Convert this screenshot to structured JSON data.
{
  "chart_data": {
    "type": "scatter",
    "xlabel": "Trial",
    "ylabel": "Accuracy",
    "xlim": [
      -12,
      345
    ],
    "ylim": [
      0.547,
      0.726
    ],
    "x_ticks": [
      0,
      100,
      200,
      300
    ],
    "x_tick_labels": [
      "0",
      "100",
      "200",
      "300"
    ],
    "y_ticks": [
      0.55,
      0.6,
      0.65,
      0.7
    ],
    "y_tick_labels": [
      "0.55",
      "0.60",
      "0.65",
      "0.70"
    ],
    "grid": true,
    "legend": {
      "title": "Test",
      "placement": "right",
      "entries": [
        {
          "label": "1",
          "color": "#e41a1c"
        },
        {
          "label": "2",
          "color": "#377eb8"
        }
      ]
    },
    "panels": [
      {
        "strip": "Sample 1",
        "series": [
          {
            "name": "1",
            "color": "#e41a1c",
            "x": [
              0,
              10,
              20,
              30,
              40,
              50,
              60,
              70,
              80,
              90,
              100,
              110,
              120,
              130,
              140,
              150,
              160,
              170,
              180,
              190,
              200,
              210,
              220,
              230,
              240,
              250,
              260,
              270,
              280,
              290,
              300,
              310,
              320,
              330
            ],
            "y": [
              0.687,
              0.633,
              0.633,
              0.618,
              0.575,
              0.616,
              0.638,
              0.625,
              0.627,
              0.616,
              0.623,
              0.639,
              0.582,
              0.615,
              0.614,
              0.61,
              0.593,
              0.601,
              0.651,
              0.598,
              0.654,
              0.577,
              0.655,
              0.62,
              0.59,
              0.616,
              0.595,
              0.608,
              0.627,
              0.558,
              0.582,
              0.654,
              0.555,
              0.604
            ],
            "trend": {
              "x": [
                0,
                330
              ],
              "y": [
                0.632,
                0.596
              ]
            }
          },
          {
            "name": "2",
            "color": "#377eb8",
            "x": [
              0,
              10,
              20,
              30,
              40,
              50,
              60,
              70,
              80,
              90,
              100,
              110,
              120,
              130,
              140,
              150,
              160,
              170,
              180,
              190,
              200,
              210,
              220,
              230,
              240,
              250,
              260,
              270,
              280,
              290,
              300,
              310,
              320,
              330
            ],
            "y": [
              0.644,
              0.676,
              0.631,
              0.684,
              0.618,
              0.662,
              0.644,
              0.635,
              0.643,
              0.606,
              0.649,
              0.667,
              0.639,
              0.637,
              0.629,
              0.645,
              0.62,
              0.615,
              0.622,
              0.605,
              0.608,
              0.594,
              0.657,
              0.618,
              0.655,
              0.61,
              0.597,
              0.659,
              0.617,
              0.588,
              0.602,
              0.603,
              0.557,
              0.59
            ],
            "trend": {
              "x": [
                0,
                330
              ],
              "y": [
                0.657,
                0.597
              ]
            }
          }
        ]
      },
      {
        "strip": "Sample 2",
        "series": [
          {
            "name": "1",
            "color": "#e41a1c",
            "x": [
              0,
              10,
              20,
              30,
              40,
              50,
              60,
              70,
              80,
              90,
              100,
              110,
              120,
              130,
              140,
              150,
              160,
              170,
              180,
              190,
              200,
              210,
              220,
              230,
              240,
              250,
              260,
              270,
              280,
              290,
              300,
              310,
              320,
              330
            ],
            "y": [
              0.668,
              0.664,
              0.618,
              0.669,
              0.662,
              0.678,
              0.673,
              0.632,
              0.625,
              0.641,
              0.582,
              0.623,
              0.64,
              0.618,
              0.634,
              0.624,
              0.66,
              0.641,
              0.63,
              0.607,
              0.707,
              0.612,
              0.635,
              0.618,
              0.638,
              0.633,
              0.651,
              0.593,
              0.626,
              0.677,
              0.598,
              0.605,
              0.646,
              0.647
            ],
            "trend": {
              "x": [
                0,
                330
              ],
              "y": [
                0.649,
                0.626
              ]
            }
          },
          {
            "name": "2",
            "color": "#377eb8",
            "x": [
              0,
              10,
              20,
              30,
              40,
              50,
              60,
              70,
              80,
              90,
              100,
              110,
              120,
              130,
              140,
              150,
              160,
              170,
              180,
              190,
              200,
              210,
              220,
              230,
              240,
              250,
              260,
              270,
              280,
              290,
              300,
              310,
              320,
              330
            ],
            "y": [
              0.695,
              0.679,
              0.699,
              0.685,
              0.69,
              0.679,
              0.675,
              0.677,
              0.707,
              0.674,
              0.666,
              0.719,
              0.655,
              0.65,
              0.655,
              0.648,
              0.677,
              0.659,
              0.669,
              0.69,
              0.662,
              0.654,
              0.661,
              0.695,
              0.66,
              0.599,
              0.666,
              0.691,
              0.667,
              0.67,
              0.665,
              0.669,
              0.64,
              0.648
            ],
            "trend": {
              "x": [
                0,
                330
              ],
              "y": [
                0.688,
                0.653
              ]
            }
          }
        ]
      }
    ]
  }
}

══════════════════════════════

(GOAL)
The records above should be restated word for word, please.

(WRITTEN ANSWER)
Convert this screenshot to structured JSON data.
{
  "chart_data": {
    "type": "scatter",
    "xlabel": "Trial",
    "ylabel": "Accuracy",
    "xlim": [
      -12,
      345
    ],
    "ylim": [
      0.547,
      0.726
    ],
    "x_ticks": [
      0,
      100,
      200,
      300
    ],
    "x_tick_labels": [
      "0",
      "100",
      "200",
      "300"
    ],
    "y_ticks": [
      0.55,
      0.6,
      0.65,
      0.7
    ],
    "y_tick_labels": [
      "0.55",
      "0.60",
      "0.65",
      "0.70"
    ],
    "grid": true,
    "legend": {
      "title": "Test",
      "placement": "right",
      "entries": [
        {
          "label": "1",
          "color": "#e41a1c"
        },
        {
          "label": "2",
          "color": "#377eb8"
        }
      ]
    },
    "panels": [
      {
        "strip": "Sample 1",
        "series": [
          {
            "name": "1",
            "color": "#e41a1c",
            "x": [
              0,
              10,
              20,
              30,
              40,
              50,
              60,
              70,
              80,
              90,
              100,
              110,
              120,
              130,
              140,
              150,
              160,
              170,
              180,
              190,
              200,
              210,
              220,
              230,
              240,
              250,
              260,
              270,
              280,
              290,
              300,
              310,
              320,
              330
            ],
            "y": [
              0.687,
              0.633,
              0.633,
              0.618,
              0.575,
              0.616,
              0.638,
              0.625,
              0.627,
              0.616,
              0.623,
              0.639,
              0.582,
              0.615,
              0.614,
              0.61,
              0.593,
              0.601,
              0.651,
              0.598,
              0.654,
              0.577,
              0.655,
              0.62,
              0.59,
              0.616,
              0.595,
              0.608,
              0.627,
              0.558,
              0.582,
              0.654,
              0.555,
              0.604
            ],
            "trend": {
              "x": [
                0,
                330
              ],
              "y": [
                0.632,
                0.596
              ]
            }
          },
          {
            "name": "2",
            "color": "#377eb8",
            "x": [
              0,
              10,
              20,
              30,
              40,
              50,
              60,
              70,
              80,
              90,
              100,
              110,
              120,
              130,
              140,
              150,
              160,
              170,
              180,
              190,
              200,
              210,
              220,
              230,
              240,
              250,
              260,
              270,
              280,
              290,
              300,
              310,
              320,
              330
            ],
            "y": [
              0.644,
              0.676,
              0.631,
              0.684,
              0.618,
              0.662,
              0.644,
              0.635,
              0.643,
              0.606,
              0.649,
              0.667,
              0.639,
              0.637,
              0.629,
              0.645,
              0.62,
              0.615,
              0.622,
              0.605,
              0.608,
              0.594,
              0.657,
              0.618,
              0.655,
              0.61,
              0.597,
              0.659,
              0.617,
              0.588,
              0.602,
              0.603,
              0.557,
              0.59
            ],
            "trend": {
              "x": [
                0,
                330
              ],
              "y": [
                0.657,
                0.597
              ]
            }
          }
        ]
      },
      {
        "strip": "Sample 2",
        "series": [
          {
            "name": "1",
            "color": "#e41a1c",
            "x": [
              0,
              10,
              20,
              30,
              40,
              50,
              60,
              70,
              80,
              90,
              100,
              110,
              120,
              130,
              140,
              150,
              160,
              170,
              180,
              190,
              200,
              210,
              220,
              230,
              240,
              250,
              260,
              270,
              280,
              290,
              300,
              310,
              320,
              330
            ],
            "y": [
              0.668,
              0.664,
              0.618,
              0.669,
              0.662,
              0.678,
              0.673,
              0.632,
              0.625,
              0.641,
              0.582,
              0.623,
              0.64,
              0.618,
              0.634,
              0.624,
              0.66,
              0.641,
              0.63,
              0.607,
              0.707,
              0.612,
              0.635,
              0.618,
              0.638,
              0.633,
              0.651,
              0.593,
              0.626,
              0.677,
              0.598,
              0.605,
              0.646,
              0.647
            ],
            "trend": {
              "x": [
                0,
                330
              ],
              "y": [
                0.649,
                0.626
              ]
            }
          },
          {
            "name": "2",
            "color": "#377eb8",
            "x": [
              0,
              10,
              20,
              30,
              40,
              50,
              60,
              70,
              80,
              90,
              100,
              110,
              120,
              130,
              140,
              150,
              160,
              170,
              180,
              190,
              200,
              210,
              220,
              230,
              240,
              250,
              260,
              270,
              280,
              290,
              300,
              310,
              320,
              330
            ],
            "y": [
              0.695,
              0.679,
              0.699,
              0.685,
              0.69,
              0.679,
              0.675,
              0.677,
              0.707,
              0.674,
              0.666,
              0.719,
              0.655,
              0.65,
              0.655,
              0.648,
              0.677,
              0.659,
              0.669,
              0.69,
              0.662,
              0.654,
              0.661,
              0.695,
              0.66,
              0.599,
              0.666,
              0.691,
              0.667,
              0.67,
              0.665,
              0.669,
              0.64,
              0.648
            ],
            "trend": {
              "x": [
                0,
                330
              ],
              "y": [
                0.688,
                0.653
              ]
            }
          }
        ]
      }
    ]
  }
}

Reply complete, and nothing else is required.